# GOAL
Restate every entry word for word.
------
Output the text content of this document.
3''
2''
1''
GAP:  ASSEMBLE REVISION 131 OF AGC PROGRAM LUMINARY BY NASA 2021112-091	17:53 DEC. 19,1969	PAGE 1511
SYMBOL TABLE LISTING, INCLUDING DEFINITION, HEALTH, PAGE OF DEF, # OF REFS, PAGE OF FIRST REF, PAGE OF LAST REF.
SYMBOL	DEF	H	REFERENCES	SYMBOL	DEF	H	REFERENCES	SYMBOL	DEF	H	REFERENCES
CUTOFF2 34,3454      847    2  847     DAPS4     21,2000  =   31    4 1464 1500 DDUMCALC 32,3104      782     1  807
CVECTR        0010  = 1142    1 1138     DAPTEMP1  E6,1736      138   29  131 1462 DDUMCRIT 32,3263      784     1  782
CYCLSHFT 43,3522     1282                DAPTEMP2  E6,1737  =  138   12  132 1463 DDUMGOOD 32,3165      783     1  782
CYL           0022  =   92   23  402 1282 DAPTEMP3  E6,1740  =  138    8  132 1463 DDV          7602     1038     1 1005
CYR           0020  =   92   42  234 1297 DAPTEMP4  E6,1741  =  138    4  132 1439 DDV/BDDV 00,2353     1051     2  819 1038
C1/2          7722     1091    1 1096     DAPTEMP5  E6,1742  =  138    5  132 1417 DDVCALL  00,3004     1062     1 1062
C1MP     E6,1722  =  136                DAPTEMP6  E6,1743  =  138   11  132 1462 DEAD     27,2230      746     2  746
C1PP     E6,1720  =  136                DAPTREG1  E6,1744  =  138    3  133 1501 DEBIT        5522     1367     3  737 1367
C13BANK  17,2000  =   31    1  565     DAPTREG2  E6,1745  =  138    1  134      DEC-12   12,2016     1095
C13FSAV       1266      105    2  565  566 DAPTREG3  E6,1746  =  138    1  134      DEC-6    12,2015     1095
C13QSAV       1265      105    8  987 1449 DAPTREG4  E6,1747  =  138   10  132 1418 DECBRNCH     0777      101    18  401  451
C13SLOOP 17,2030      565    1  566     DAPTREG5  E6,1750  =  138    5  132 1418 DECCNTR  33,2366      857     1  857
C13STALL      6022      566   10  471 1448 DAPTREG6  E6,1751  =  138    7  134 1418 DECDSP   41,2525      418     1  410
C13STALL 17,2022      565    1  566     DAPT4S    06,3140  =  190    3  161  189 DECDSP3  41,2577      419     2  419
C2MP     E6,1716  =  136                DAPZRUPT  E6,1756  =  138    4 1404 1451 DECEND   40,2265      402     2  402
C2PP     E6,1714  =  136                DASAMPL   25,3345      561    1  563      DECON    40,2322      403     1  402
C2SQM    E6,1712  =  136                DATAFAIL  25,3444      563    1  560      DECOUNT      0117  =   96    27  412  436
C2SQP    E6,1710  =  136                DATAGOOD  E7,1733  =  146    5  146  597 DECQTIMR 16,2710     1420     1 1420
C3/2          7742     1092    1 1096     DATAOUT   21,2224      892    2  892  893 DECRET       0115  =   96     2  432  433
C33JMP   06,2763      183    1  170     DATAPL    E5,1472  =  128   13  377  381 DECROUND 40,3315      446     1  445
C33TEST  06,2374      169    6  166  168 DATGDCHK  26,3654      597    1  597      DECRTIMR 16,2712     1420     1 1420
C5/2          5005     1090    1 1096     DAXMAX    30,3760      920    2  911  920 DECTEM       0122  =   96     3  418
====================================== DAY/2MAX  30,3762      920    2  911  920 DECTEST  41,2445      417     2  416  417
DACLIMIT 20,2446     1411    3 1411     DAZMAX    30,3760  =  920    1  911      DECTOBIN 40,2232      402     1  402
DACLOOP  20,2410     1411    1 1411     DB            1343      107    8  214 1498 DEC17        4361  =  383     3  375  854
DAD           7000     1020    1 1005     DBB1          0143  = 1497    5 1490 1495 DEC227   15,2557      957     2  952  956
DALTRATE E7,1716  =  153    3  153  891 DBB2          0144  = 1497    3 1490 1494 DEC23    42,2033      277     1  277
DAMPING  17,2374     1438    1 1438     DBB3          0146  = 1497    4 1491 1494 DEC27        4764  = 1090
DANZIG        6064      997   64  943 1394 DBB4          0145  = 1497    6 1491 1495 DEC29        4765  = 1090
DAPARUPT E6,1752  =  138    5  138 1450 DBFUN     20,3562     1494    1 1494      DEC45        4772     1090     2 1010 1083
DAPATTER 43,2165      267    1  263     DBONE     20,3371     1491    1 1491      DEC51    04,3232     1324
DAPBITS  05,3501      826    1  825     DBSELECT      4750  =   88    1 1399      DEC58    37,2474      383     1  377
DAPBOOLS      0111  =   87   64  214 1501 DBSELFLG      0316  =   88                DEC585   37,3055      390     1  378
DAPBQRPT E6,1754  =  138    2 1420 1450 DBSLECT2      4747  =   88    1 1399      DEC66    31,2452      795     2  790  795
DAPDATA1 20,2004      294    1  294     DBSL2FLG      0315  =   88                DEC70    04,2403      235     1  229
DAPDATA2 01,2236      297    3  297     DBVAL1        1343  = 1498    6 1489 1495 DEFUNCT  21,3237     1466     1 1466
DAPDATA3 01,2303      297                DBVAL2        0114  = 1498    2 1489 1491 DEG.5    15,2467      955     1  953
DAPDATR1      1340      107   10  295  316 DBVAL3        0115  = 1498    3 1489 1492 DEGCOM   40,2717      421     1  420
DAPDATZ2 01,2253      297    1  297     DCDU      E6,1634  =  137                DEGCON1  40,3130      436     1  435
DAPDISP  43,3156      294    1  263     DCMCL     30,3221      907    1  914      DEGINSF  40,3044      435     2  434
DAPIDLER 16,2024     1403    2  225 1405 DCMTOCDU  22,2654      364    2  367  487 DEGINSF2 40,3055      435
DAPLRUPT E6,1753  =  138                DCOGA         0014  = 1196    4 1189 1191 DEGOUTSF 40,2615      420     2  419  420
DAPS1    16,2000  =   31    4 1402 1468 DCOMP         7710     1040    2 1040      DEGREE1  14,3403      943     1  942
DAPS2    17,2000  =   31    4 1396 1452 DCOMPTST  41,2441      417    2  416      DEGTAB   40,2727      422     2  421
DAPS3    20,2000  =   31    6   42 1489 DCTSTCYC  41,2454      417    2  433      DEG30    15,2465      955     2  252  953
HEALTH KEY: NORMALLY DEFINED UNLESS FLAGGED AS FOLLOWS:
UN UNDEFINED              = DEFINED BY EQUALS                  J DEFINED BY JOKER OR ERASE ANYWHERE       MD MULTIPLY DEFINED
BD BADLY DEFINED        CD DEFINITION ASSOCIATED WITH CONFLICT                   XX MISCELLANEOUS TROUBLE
------
# REPLY
Output the text content of this document.
3''
2''
1''
GAP:  ASSEMBLE REVISION 131 OF AGC PROGRAM LUMINARY BY NASA 2021112-091	17:53 DEC. 19,1969	PAGE 1511
SYMBOL TABLE LISTING, INCLUDING DEFINITION, HEALTH, PAGE OF DEF, # OF REFS, PAGE OF FIRST REF, PAGE OF LAST REF.
SYMBOL	DEF	H	REFERENCES	SYMBOL	DEF	H	REFERENCES	SYMBOL	DEF	H	REFERENCES
CUTOFF2 34,3454      847    2  847     DAPS4     21,2000  =   31    4 1464 1500 DDUMCALC 32,3104      782     1  807
CVECTR        0010  = 1142    1 1138     DAPTEMP1  E6,1736      138   29  131 1462 DDUMCRIT 32,3263      784     1  782
CYCLSHFT 43,3522     1282                DAPTEMP2  E6,1737  =  138   12  132 1463 DDUMGOOD 32,3165      783     1  782
CYL           0022  =   92   23  402 1282 DAPTEMP3  E6,1740  =  138    8  132 1463 DDV          7602     1038     1 1005
CYR           0020  =   92   42  234 1297 DAPTEMP4  E6,1741  =  138    4  132 1439 DDV/BDDV 00,2353     1051     2  819 1038
C1/2          7722     1091    1 1096     DAPTEMP5  E6,1742  =  138    5  132 1417 DDVCALL  00,3004     1062     1 1062
C1MP     E6,1722  =  136                DAPTEMP6  E6,1743  =  138   11  132 1462 DEAD     27,2230      746     2  746
C1PP     E6,1720  =  136                DAPTREG1  E6,1744  =  138    3  133 1501 DEBIT        5522     1367     3  737 1367
C13BANK  17,2000  =   31    1  565     DAPTREG2  E6,1745  =  138    1  134      DEC-12   12,2016     1095
C13FSAV       1266      105    2  565  566 DAPTREG3  E6,1746  =  138    1  134      DEC-6    12,2015     1095
C13QSAV       1265      105    8  987 1449 DAPTREG4  E6,1747  =  138   10  132 1418 DECBRNCH     0777      101    18  401  451
C13SLOOP 17,2030      565    1  566     DAPTREG5  E6,1750  =  138    5  132 1418 DECCNTR  33,2366      857     1  857
C13STALL      6022      566   10  471 1448 DAPTREG6  E6,1751  =  138    7  134 1418 DECDSP   41,2525      418     1  410
C13STALL 17,2022      565    1  566     DAPT4S    06,3140  =  190    3  161  189 DECDSP3  41,2577      419     2  419
C2MP     E6,1716  =  136                DAPZRUPT  E6,1756  =  138    4 1404 1451 DECEND   40,2265      402     2  402
C2PP     E6,1714  =  136                DASAMPL   25,3345      561    1  563      DECON    40,2322      403     1  402
C2SQM    E6,1712  =  136                DATAFAIL  25,3444      563    1  560      DECOUNT      0117  =   96    27  412  436
C2SQP    E6,1710  =  136                DATAGOOD  E7,1733  =  146    5  146  597 DECQTIMR 16,2710     1420     1 1420
C3/2          7742     1092    1 1096     DATAOUT   21,2224      892    2  892  893 DECRET       0115  =   96     2  432  433
C33JMP   06,2763      183    1  170     DATAPL    E5,1472  =  128   13  377  381 DECROUND 40,3315      446     1  445
C33TEST  06,2374      169    6  166  168 DATGDCHK  26,3654      597    1  597      DECRTIMR 16,2712     1420     1 1420
C5/2          5005     1090    1 1096     DAXMAX    30,3760      920    2  911  920 DECTEM       0122  =   96     3  418
====================================== DAY/2MAX  30,3762      920    2  911  920 DECTEST  41,2445      417     2  416  417
DACLIMIT 20,2446     1411    3 1411     DAZMAX    30,3760  =  920    1  911      DECTOBIN 40,2232      402     1  402
DACLOOP  20,2410     1411    1 1411     DB            1343      107    8  214 1498 DEC17        4361  =  383     3  375  854
DAD           7000     1020    1 1005     DBB1          0143  = 1497    5 1490 1495 DEC227   15,2557      957     2  952  956
DALTRATE E7,1716  =  153    3  153  891 DBB2          0144  = 1497    3 1490 1494 DEC23    42,2033      277     1  277
DAMPING  17,2374     1438    1 1438     DBB3          0146  = 1497    4 1491 1494 DEC27        4764  = 1090
DANZIG        6064      997   64  943 1394 DBB4          0145  = 1497    6 1491 1495 DEC29        4765  = 1090
DAPARUPT E6,1752  =  138    5  138 1450 DBFUN     20,3562     1494    1 1494      DEC45        4772     1090     2 1010 1083
DAPATTER 43,2165      267    1  263     DBONE     20,3371     1491    1 1491      DEC51    04,3232     1324
DAPBITS  05,3501      826    1  825     DBSELECT      4750  =   88    1 1399      DEC58    37,2474      383     1  377
DAPBOOLS      0111  =   87   64  214 1501 DBSELFLG      0316  =   88                DEC585   37,3055      390     1  378
DAPBQRPT E6,1754  =  138    2 1420 1450 DBSLECT2      4747  =   88    1 1399      DEC66    31,2452      795     2  790  795
DAPDATA1 20,2004      294    1  294     DBSL2FLG      0315  =   88                DEC70    04,2403      235     1  229
DAPDATA2 01,2236      297    3  297     DBVAL1        1343  = 1498    6 1489 1495 DEFUNCT  21,3237     1466     1 1466
DAPDATA3 01,2303      297                DBVAL2        0114  = 1498    2 1489 1491 DEG.5    15,2467      955     1  953
DAPDATR1      1340      107   10  295  316 DBVAL3        0115  = 1498    3 1489 1492 DEGCOM   40,2717      421     1  420
DAPDATZ2 01,2253      297    1  297     DCDU      E6,1634  =  137                DEGCON1  40,3130      436     1  435
DAPDISP  43,3156      294    1  263     DCMCL     30,3221      907    1  914      DEGINSF  40,3044      435     2  434
DAPIDLER 16,2024     1403    2  225 1405 DCMTOCDU  22,2654      364    2  367  487 DEGINSF2 40,3055      435
DAPLRUPT E6,1753  =  138                DCOGA         0014  = 1196    4 1189 1191 DEGOUTSF 40,2615      420     2  419  420
DAPS1    16,2000  =   31    4 1402 1468 DCOMP         7710     1040    2 1040      DEGREE1  14,3403      943     1  942
DAPS2    17,2000  =   31    4 1396 1452 DCOMPTST  41,2441      417    2  416      DEGTAB   40,2727      422     2  421
DAPS3    20,2000  =   31    6   42 1489 DCTSTCYC  41,2454      417    2  433      DEG30    15,2465      955     2  252  953
HEALTH KEY: NORMALLY DEFINED UNLESS FLAGGED AS FOLLOWS:
UN UNDEFINED              = DEFINED BY EQUALS                  J DEFINED BY JOKER OR ERASE ANYWHERE       MD MULTIPLY DEFINED
BD BADLY DEFINED        CD DEFINITION ASSOCIATED WITH CONFLICT                   XX MISCELLANEOUS TROUBLE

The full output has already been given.